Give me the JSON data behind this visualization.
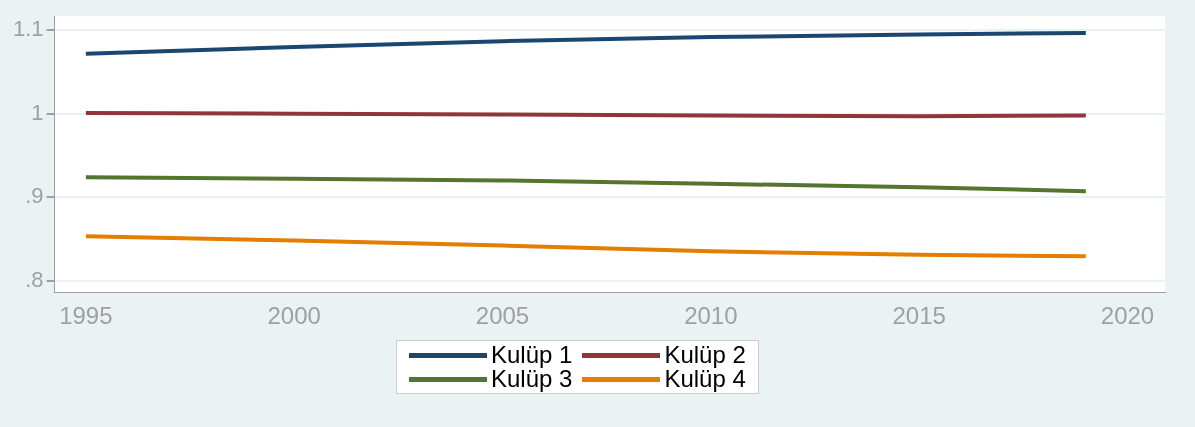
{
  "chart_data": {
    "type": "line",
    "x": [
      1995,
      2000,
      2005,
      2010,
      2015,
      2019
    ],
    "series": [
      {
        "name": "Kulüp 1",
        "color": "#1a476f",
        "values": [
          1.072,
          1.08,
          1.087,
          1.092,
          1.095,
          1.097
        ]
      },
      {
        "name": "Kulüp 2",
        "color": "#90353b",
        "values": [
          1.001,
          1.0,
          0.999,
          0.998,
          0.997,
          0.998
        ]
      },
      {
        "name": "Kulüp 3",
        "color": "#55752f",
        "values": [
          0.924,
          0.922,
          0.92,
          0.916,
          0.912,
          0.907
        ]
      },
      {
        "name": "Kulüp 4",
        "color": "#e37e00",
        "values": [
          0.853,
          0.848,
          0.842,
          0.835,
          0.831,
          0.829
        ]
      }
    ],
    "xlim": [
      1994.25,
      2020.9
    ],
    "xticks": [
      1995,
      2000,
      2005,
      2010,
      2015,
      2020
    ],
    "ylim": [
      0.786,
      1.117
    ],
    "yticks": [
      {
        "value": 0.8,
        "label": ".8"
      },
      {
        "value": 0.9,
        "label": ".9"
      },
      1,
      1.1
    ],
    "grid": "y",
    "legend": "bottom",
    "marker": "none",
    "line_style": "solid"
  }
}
_ _ _
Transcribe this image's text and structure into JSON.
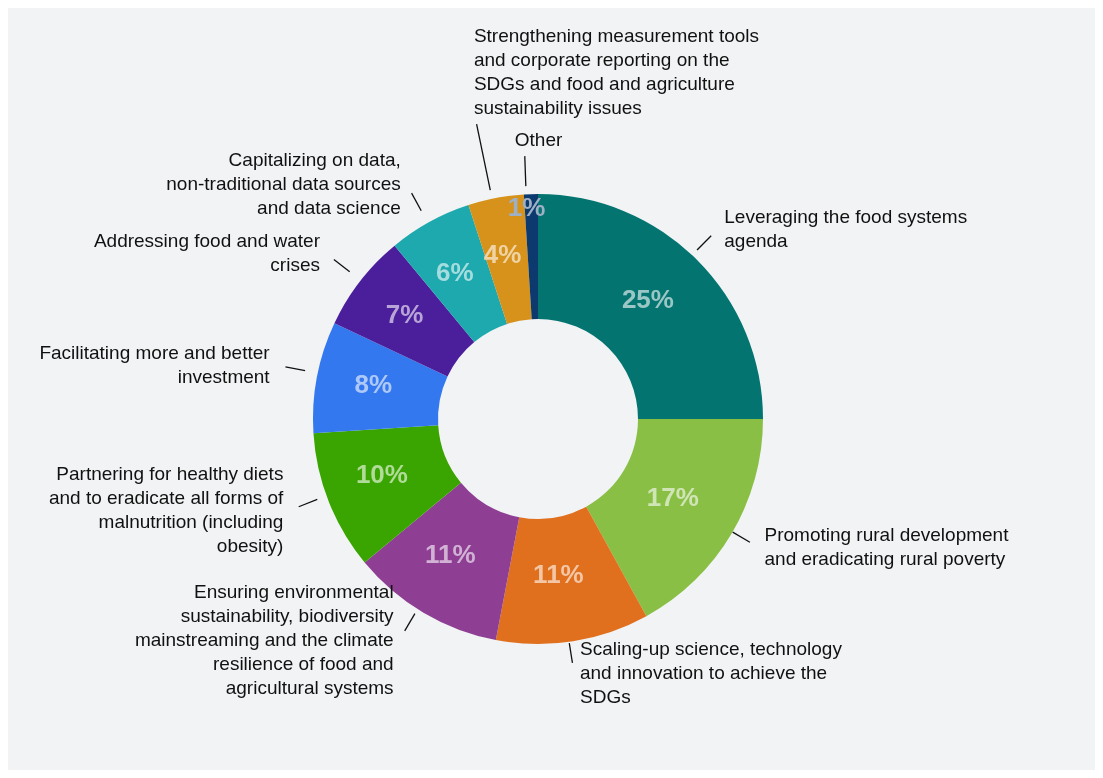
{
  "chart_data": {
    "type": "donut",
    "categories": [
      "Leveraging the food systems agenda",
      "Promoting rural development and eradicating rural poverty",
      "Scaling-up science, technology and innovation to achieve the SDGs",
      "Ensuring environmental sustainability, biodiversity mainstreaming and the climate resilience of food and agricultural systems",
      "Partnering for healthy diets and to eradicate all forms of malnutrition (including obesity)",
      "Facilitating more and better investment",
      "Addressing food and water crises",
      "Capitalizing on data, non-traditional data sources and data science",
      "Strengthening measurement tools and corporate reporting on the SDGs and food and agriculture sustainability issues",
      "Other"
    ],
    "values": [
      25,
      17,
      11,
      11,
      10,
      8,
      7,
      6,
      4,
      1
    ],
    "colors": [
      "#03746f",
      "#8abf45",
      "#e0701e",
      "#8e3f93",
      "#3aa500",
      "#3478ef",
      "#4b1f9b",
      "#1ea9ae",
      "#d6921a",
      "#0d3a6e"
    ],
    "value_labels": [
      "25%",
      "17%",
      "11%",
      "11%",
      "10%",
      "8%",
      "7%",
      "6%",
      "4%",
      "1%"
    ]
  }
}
_ _ _
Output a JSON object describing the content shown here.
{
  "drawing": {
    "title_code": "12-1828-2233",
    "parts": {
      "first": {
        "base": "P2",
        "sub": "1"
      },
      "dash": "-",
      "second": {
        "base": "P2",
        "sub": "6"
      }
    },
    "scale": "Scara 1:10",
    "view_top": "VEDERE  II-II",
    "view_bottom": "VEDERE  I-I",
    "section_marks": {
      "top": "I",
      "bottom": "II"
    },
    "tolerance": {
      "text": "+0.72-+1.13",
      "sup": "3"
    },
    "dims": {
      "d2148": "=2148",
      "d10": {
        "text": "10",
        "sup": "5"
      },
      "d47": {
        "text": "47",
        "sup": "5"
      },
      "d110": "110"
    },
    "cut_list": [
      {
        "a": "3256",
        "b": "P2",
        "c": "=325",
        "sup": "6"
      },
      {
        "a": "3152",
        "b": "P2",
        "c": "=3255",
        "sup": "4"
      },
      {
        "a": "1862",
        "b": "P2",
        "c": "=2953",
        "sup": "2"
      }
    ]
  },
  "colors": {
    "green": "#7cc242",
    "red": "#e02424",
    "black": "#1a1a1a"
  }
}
_ _ _
### EXERCISE TASK
From the listing, tally every line with the word "VEDERE" in it and give only the tally.

### TASK RESULT
2